- What to produce -
Scan each line of the records for the word "this" and extract the ones that have it.

- Materials provided -
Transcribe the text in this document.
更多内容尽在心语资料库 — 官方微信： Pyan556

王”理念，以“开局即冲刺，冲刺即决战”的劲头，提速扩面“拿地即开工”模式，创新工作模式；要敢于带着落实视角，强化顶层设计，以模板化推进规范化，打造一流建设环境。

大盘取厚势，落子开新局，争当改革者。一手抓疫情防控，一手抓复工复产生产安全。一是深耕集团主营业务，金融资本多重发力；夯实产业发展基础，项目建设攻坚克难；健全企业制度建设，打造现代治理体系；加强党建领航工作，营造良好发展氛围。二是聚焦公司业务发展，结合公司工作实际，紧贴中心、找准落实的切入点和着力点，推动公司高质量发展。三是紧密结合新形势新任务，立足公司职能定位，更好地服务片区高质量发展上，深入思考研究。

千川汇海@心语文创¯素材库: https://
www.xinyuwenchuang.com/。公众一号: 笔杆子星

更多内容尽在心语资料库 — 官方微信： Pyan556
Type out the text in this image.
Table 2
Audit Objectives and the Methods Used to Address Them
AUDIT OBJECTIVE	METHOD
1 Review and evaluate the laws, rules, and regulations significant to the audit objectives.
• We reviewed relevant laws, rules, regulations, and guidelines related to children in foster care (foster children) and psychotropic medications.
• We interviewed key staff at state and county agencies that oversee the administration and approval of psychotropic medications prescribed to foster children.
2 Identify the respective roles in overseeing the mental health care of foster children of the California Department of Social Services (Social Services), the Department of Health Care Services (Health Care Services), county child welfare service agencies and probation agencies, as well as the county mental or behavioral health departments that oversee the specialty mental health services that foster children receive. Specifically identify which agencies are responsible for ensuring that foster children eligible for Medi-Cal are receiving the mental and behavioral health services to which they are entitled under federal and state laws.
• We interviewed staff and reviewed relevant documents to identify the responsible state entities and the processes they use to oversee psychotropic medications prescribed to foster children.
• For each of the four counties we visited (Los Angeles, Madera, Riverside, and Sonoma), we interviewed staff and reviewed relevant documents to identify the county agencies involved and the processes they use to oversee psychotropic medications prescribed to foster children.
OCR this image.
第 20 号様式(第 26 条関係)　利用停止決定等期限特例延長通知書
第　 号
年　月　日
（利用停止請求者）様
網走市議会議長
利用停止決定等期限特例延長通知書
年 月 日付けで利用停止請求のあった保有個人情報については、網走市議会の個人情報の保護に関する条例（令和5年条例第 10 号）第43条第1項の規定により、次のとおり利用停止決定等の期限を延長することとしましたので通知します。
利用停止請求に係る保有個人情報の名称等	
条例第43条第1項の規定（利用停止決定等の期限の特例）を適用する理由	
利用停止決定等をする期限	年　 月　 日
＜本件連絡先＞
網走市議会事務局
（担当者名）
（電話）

- Correct output -
Transcribe the text in this document.
Type out the text in this image.
OCR this image.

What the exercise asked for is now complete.